**Assigned task**
Leave out the pictures, then return the records word for word.

**Data shown**
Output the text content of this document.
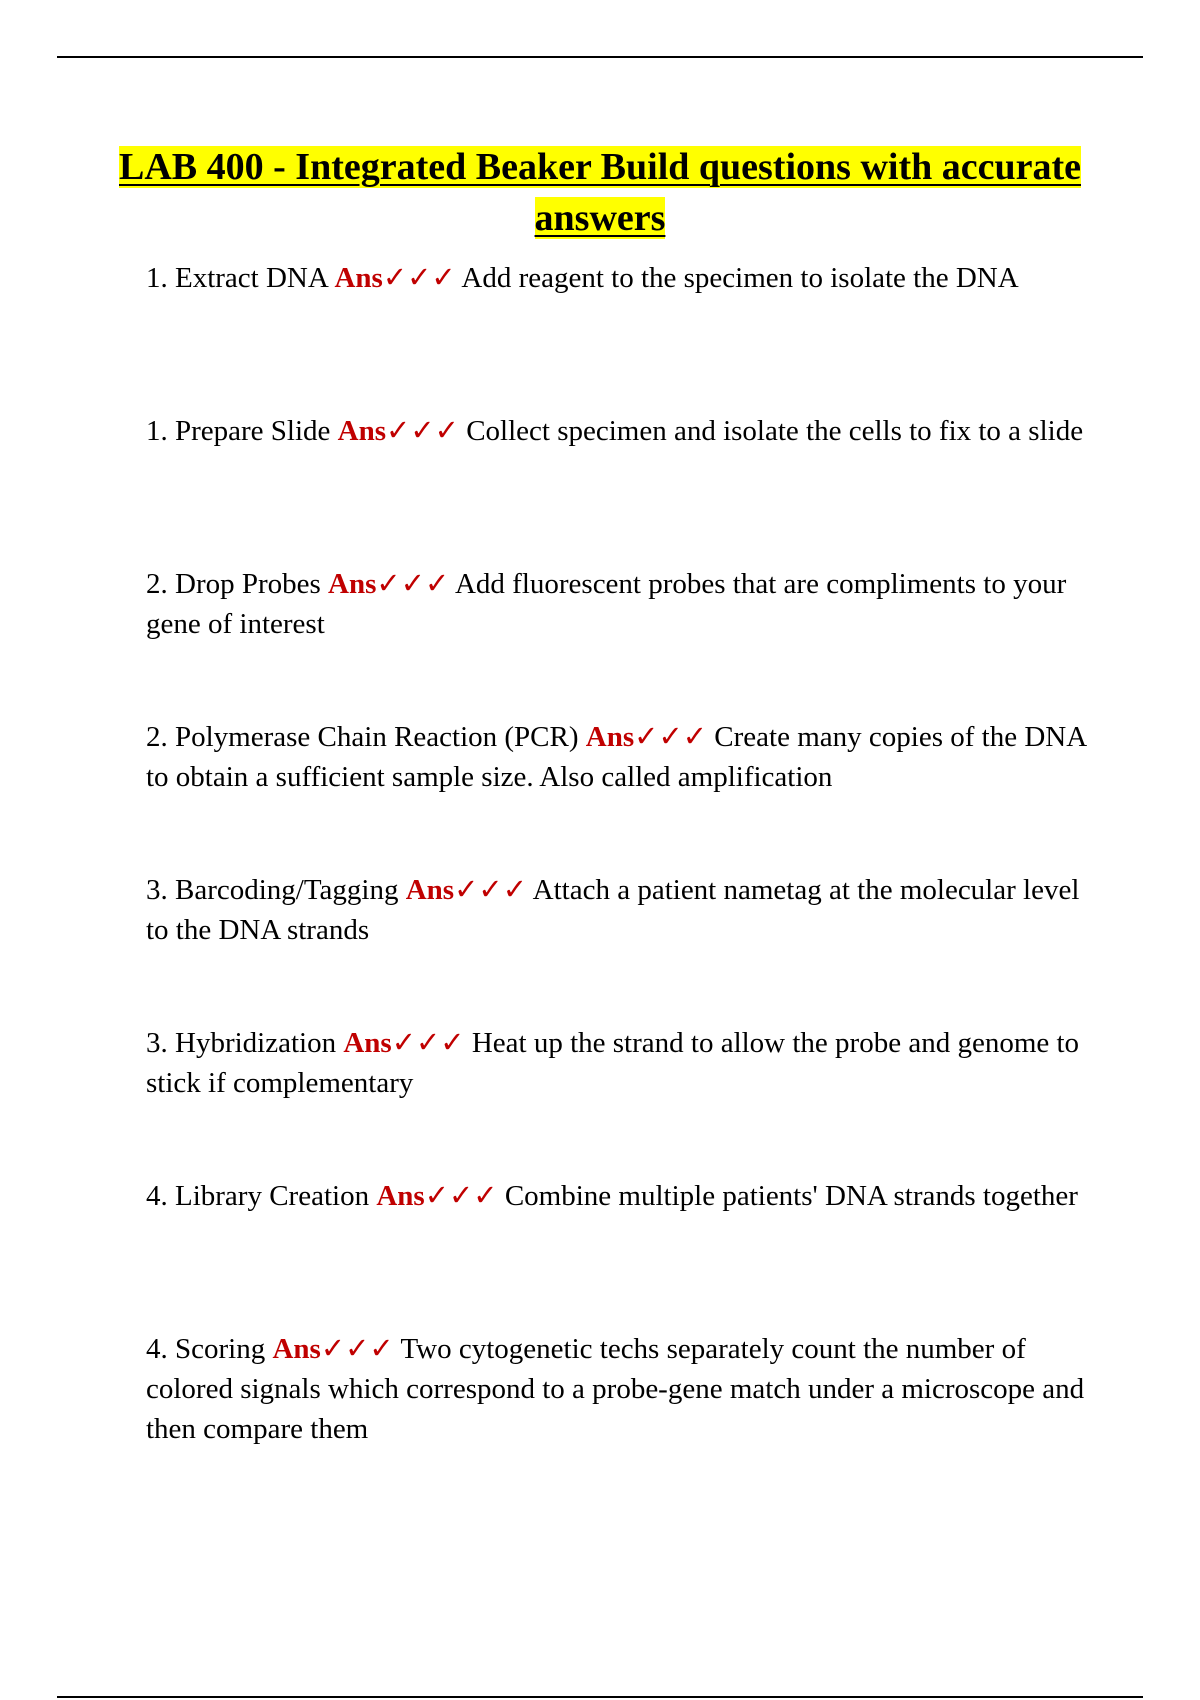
LAB 400 - Integrated Beaker Build questions with accurate answers
1. Extract DNA Ans✓✓✓ Add reagent to the specimen to isolate the DNA
1. Prepare Slide Ans✓✓✓ Collect specimen and isolate the cells to fix to a slide
2. Drop Probes Ans✓✓✓ Add fluorescent probes that are compliments to your gene of interest
2. Polymerase Chain Reaction (PCR) Ans✓✓✓ Create many copies of the DNA to obtain a sufficient sample size. Also called amplification
3. Barcoding/Tagging Ans✓✓✓ Attach a patient nametag at the molecular level to the DNA strands
3. Hybridization Ans✓✓✓ Heat up the strand to allow the probe and genome to stick if complementary
4. Library Creation Ans✓✓✓ Combine multiple patients' DNA strands together
4. Scoring Ans✓✓✓ Two cytogenetic techs separately count the number of colored signals which correspond to a probe-gene match under a microscope and then compare them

**Reply**
Output the text content of this document.
LAB 400 - Integrated Beaker Build questions with accurate answers
1. Extract DNA Ans✓✓✓ Add reagent to the specimen to isolate the DNA
1. Prepare Slide Ans✓✓✓ Collect specimen and isolate the cells to fix to a slide
2. Drop Probes Ans✓✓✓ Add fluorescent probes that are compliments to your gene of interest
2. Polymerase Chain Reaction (PCR) Ans✓✓✓ Create many copies of the DNA to obtain a sufficient sample size. Also called amplification
3. Barcoding/Tagging Ans✓✓✓ Attach a patient nametag at the molecular level to the DNA strands
3. Hybridization Ans✓✓✓ Heat up the strand to allow the probe and genome to stick if complementary
4. Library Creation Ans✓✓✓ Combine multiple patients' DNA strands together
4. Scoring Ans✓✓✓ Two cytogenetic techs separately count the number of colored signals which correspond to a probe-gene match under a microscope and then compare them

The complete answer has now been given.